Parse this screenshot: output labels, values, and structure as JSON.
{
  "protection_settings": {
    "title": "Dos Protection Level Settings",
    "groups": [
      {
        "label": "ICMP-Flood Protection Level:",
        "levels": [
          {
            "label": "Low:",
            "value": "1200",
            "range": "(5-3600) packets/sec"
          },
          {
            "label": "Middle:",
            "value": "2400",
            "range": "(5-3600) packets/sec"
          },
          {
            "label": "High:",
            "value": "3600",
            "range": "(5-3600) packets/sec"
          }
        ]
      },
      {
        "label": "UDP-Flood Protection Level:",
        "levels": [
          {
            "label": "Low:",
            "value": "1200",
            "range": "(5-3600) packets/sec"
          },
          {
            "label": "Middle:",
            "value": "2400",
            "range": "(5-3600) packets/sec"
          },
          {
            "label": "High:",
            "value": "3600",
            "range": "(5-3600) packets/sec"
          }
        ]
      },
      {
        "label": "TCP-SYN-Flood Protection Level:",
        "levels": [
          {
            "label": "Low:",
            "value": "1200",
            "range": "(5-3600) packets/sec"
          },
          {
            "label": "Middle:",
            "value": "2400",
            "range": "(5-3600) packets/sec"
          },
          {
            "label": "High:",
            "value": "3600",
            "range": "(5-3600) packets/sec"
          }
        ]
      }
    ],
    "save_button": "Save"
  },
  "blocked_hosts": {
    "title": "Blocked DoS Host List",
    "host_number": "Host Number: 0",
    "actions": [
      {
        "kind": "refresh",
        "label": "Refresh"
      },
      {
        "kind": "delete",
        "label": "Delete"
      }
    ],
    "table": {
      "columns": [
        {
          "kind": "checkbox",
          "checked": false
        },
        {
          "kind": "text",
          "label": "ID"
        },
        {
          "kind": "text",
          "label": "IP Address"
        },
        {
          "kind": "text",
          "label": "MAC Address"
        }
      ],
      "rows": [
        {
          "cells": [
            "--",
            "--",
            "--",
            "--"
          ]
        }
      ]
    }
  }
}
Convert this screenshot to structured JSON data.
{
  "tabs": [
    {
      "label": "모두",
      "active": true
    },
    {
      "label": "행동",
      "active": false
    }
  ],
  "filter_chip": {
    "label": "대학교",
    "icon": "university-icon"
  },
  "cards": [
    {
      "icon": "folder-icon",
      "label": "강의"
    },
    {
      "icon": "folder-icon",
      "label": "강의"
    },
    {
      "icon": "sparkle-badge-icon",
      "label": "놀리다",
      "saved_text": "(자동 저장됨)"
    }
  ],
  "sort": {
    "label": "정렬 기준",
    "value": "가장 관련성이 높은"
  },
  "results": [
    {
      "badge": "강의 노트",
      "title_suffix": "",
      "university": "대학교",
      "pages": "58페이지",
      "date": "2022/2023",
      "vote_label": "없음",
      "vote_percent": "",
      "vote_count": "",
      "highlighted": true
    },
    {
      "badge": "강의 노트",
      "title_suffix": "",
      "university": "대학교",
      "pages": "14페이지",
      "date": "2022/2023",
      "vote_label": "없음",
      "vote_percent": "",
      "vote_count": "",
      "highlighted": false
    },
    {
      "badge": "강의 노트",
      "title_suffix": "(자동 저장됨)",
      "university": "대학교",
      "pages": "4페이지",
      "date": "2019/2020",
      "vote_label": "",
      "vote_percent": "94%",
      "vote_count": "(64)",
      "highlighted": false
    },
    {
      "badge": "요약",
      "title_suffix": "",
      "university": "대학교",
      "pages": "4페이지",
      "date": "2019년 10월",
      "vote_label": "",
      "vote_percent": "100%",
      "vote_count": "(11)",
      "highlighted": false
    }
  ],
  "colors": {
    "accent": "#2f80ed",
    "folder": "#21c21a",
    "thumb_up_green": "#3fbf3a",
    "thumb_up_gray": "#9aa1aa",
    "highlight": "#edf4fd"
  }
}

* * *

[PROBLEM DETAILS] Please repeat the listing exactly, with nothing left out.

[TASK RESPONSE]
Parse this screenshot: output labels, values, and structure as JSON.
{
  "protection_settings": {
    "title": "Dos Protection Level Settings",
    "groups": [
      {
        "label": "ICMP-Flood Protection Level:",
        "levels": [
          {
            "label": "Low:",
            "value": "1200",
            "range": "(5-3600) packets/sec"
          },
          {
            "label": "Middle:",
            "value": "2400",
            "range": "(5-3600) packets/sec"
          },
          {
            "label": "High:",
            "value": "3600",
            "range": "(5-3600) packets/sec"
          }
        ]
      },
      {
        "label": "UDP-Flood Protection Level:",
        "levels": [
          {
            "label": "Low:",
            "value": "1200",
            "range": "(5-3600) packets/sec"
          },
          {
            "label": "Middle:",
            "value": "2400",
            "range": "(5-3600) packets/sec"
          },
          {
            "label": "High:",
            "value": "3600",
            "range": "(5-3600) packets/sec"
          }
        ]
      },
      {
        "label": "TCP-SYN-Flood Protection Level:",
        "levels": [
          {
            "label": "Low:",
            "value": "1200",
            "range": "(5-3600) packets/sec"
          },
          {
            "label": "Middle:",
            "value": "2400",
            "range": "(5-3600) packets/sec"
          },
          {
            "label": "High:",
            "value": "3600",
            "range": "(5-3600) packets/sec"
          }
        ]
      }
    ],
    "save_button": "Save"
  },
  "blocked_hosts": {
    "title": "Blocked DoS Host List",
    "host_number": "Host Number: 0",
    "actions": [
      {
        "kind": "refresh",
        "label": "Refresh"
      },
      {
        "kind": "delete",
        "label": "Delete"
      }
    ],
    "table": {
      "columns": [
        {
          "kind": "checkbox",
          "checked": false
        },
        {
          "kind": "text",
          "label": "ID"
        },
        {
          "kind": "text",
          "label": "IP Address"
        },
        {
          "kind": "text",
          "label": "MAC Address"
        }
      ],
      "rows": [
        {
          "cells": [
            "--",
            "--",
            "--",
            "--"
          ]
        }
      ]
    }
  }
}
Convert this screenshot to structured JSON data.
{
  "tabs": [
    {
      "label": "모두",
      "active": true
    },
    {
      "label": "행동",
      "active": false
    }
  ],
  "filter_chip": {
    "label": "대학교",
    "icon": "university-icon"
  },
  "cards": [
    {
      "icon": "folder-icon",
      "label": "강의"
    },
    {
      "icon": "folder-icon",
      "label": "강의"
    },
    {
      "icon": "sparkle-badge-icon",
      "label": "놀리다",
      "saved_text": "(자동 저장됨)"
    }
  ],
  "sort": {
    "label": "정렬 기준",
    "value": "가장 관련성이 높은"
  },
  "results": [
    {
      "badge": "강의 노트",
      "title_suffix": "",
      "university": "대학교",
      "pages": "58페이지",
      "date": "2022/2023",
      "vote_label": "없음",
      "vote_percent": "",
      "vote_count": "",
      "highlighted": true
    },
    {
      "badge": "강의 노트",
      "title_suffix": "",
      "university": "대학교",
      "pages": "14페이지",
      "date": "2022/2023",
      "vote_label": "없음",
      "vote_percent": "",
      "vote_count": "",
      "highlighted": false
    },
    {
      "badge": "강의 노트",
      "title_suffix": "(자동 저장됨)",
      "university": "대학교",
      "pages": "4페이지",
      "date": "2019/2020",
      "vote_label": "",
      "vote_percent": "94%",
      "vote_count": "(64)",
      "highlighted": false
    },
    {
      "badge": "요약",
      "title_suffix": "",
      "university": "대학교",
      "pages": "4페이지",
      "date": "2019년 10월",
      "vote_label": "",
      "vote_percent": "100%",
      "vote_count": "(11)",
      "highlighted": false
    }
  ],
  "colors": {
    "accent": "#2f80ed",
    "folder": "#21c21a",
    "thumb_up_green": "#3fbf3a",
    "thumb_up_gray": "#9aa1aa",
    "highlight": "#edf4fd"
  }
}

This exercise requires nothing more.